REQUIREMENT:
Please copy all the lines that follow, word for word.

EXTRACTED MATERIAL:
———
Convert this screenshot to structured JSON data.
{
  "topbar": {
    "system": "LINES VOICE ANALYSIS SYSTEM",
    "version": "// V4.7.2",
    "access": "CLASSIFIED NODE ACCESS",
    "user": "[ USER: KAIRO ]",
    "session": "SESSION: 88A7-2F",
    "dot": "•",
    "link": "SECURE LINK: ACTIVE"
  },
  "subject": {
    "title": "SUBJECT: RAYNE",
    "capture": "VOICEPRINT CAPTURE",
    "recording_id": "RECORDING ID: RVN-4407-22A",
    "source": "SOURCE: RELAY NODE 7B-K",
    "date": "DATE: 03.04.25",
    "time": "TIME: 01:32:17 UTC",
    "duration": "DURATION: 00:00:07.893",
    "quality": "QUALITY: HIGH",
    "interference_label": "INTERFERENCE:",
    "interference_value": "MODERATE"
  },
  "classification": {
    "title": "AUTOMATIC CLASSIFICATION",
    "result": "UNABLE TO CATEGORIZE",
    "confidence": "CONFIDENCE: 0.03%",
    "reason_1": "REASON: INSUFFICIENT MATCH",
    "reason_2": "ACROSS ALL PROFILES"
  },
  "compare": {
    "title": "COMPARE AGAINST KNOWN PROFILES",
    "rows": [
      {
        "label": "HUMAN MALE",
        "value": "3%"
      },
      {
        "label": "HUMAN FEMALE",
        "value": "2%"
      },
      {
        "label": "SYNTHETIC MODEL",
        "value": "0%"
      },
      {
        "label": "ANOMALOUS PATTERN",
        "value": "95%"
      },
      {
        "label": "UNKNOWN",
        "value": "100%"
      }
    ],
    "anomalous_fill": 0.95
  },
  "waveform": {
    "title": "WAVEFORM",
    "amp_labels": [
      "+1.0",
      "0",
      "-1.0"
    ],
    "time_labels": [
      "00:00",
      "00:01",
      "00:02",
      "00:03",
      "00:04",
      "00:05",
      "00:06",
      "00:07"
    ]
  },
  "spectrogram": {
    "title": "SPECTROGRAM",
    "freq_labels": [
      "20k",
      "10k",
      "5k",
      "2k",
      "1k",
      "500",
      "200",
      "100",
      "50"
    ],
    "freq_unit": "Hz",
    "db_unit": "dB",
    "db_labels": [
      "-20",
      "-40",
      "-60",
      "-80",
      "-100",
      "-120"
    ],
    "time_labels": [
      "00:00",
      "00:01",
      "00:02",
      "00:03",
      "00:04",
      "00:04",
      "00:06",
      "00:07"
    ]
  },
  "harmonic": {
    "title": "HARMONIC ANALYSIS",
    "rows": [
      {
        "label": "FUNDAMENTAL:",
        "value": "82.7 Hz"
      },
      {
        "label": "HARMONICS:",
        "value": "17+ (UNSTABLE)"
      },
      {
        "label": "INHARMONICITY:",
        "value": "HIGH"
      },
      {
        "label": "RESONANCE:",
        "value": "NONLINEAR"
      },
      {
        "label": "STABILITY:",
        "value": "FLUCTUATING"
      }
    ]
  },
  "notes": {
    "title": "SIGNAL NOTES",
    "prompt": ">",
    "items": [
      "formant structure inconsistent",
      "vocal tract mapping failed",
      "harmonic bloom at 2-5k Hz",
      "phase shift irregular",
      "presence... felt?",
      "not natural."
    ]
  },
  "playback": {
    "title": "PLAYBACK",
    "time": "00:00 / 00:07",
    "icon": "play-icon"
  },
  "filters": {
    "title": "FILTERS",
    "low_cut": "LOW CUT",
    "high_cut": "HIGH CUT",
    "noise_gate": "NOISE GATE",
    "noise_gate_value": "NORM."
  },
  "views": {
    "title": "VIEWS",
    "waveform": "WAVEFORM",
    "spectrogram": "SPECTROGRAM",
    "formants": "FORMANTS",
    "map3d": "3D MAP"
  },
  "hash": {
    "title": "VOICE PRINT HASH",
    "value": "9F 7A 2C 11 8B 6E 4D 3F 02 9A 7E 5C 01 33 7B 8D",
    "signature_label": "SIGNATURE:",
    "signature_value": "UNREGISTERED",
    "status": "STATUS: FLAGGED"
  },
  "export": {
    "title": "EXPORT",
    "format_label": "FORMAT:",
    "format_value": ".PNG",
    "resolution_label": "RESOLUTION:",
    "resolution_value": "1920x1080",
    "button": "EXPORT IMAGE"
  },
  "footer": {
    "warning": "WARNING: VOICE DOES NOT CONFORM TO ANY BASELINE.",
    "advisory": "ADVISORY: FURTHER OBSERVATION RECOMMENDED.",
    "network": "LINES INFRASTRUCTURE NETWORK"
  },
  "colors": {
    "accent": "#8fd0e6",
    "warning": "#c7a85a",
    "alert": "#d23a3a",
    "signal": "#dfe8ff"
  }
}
———
COMPLETE ANSWER:
Convert this screenshot to structured JSON data.
{
  "topbar": {
    "system": "LINES VOICE ANALYSIS SYSTEM",
    "version": "// V4.7.2",
    "access": "CLASSIFIED NODE ACCESS",
    "user": "[ USER: KAIRO ]",
    "session": "SESSION: 88A7-2F",
    "dot": "•",
    "link": "SECURE LINK: ACTIVE"
  },
  "subject": {
    "title": "SUBJECT: RAYNE",
    "capture": "VOICEPRINT CAPTURE",
    "recording_id": "RECORDING ID: RVN-4407-22A",
    "source": "SOURCE: RELAY NODE 7B-K",
    "date": "DATE: 03.04.25",
    "time": "TIME: 01:32:17 UTC",
    "duration": "DURATION: 00:00:07.893",
    "quality": "QUALITY: HIGH",
    "interference_label": "INTERFERENCE:",
    "interference_value": "MODERATE"
  },
  "classification": {
    "title": "AUTOMATIC CLASSIFICATION",
    "result": "UNABLE TO CATEGORIZE",
    "confidence": "CONFIDENCE: 0.03%",
    "reason_1": "REASON: INSUFFICIENT MATCH",
    "reason_2": "ACROSS ALL PROFILES"
  },
  "compare": {
    "title": "COMPARE AGAINST KNOWN PROFILES",
    "rows": [
      {
        "label": "HUMAN MALE",
        "value": "3%"
      },
      {
        "label": "HUMAN FEMALE",
        "value": "2%"
      },
      {
        "label": "SYNTHETIC MODEL",
        "value": "0%"
      },
      {
        "label": "ANOMALOUS PATTERN",
        "value": "95%"
      },
      {
        "label": "UNKNOWN",
        "value": "100%"
      }
    ],
    "anomalous_fill": 0.95
  },
  "waveform": {
    "title": "WAVEFORM",
    "amp_labels": [
      "+1.0",
      "0",
      "-1.0"
    ],
    "time_labels": [
      "00:00",
      "00:01",
      "00:02",
      "00:03",
      "00:04",
      "00:05",
      "00:06",
      "00:07"
    ]
  },
  "spectrogram": {
    "title": "SPECTROGRAM",
    "freq_labels": [
      "20k",
      "10k",
      "5k",
      "2k",
      "1k",
      "500",
      "200",
      "100",
      "50"
    ],
    "freq_unit": "Hz",
    "db_unit": "dB",
    "db_labels": [
      "-20",
      "-40",
      "-60",
      "-80",
      "-100",
      "-120"
    ],
    "time_labels": [
      "00:00",
      "00:01",
      "00:02",
      "00:03",
      "00:04",
      "00:04",
      "00:06",
      "00:07"
    ]
  },
  "harmonic": {
    "title": "HARMONIC ANALYSIS",
    "rows": [
      {
        "label": "FUNDAMENTAL:",
        "value": "82.7 Hz"
      },
      {
        "label": "HARMONICS:",
        "value": "17+ (UNSTABLE)"
      },
      {
        "label": "INHARMONICITY:",
        "value": "HIGH"
      },
      {
        "label": "RESONANCE:",
        "value": "NONLINEAR"
      },
      {
        "label": "STABILITY:",
        "value": "FLUCTUATING"
      }
    ]
  },
  "notes": {
    "title": "SIGNAL NOTES",
    "prompt": ">",
    "items": [
      "formant structure inconsistent",
      "vocal tract mapping failed",
      "harmonic bloom at 2-5k Hz",
      "phase shift irregular",
      "presence... felt?",
      "not natural."
    ]
  },
  "playback": {
    "title": "PLAYBACK",
    "time": "00:00 / 00:07",
    "icon": "play-icon"
  },
  "filters": {
    "title": "FILTERS",
    "low_cut": "LOW CUT",
    "high_cut": "HIGH CUT",
    "noise_gate": "NOISE GATE",
    "noise_gate_value": "NORM."
  },
  "views": {
    "title": "VIEWS",
    "waveform": "WAVEFORM",
    "spectrogram": "SPECTROGRAM",
    "formants": "FORMANTS",
    "map3d": "3D MAP"
  },
  "hash": {
    "title": "VOICE PRINT HASH",
    "value": "9F 7A 2C 11 8B 6E 4D 3F 02 9A 7E 5C 01 33 7B 8D",
    "signature_label": "SIGNATURE:",
    "signature_value": "UNREGISTERED",
    "status": "STATUS: FLAGGED"
  },
  "export": {
    "title": "EXPORT",
    "format_label": "FORMAT:",
    "format_value": ".PNG",
    "resolution_label": "RESOLUTION:",
    "resolution_value": "1920x1080",
    "button": "EXPORT IMAGE"
  },
  "footer": {
    "warning": "WARNING: VOICE DOES NOT CONFORM TO ANY BASELINE.",
    "advisory": "ADVISORY: FURTHER OBSERVATION RECOMMENDED.",
    "network": "LINES INFRASTRUCTURE NETWORK"
  },
  "colors": {
    "accent": "#8fd0e6",
    "warning": "#c7a85a",
    "alert": "#d23a3a",
    "signal": "#dfe8ff"
  }
}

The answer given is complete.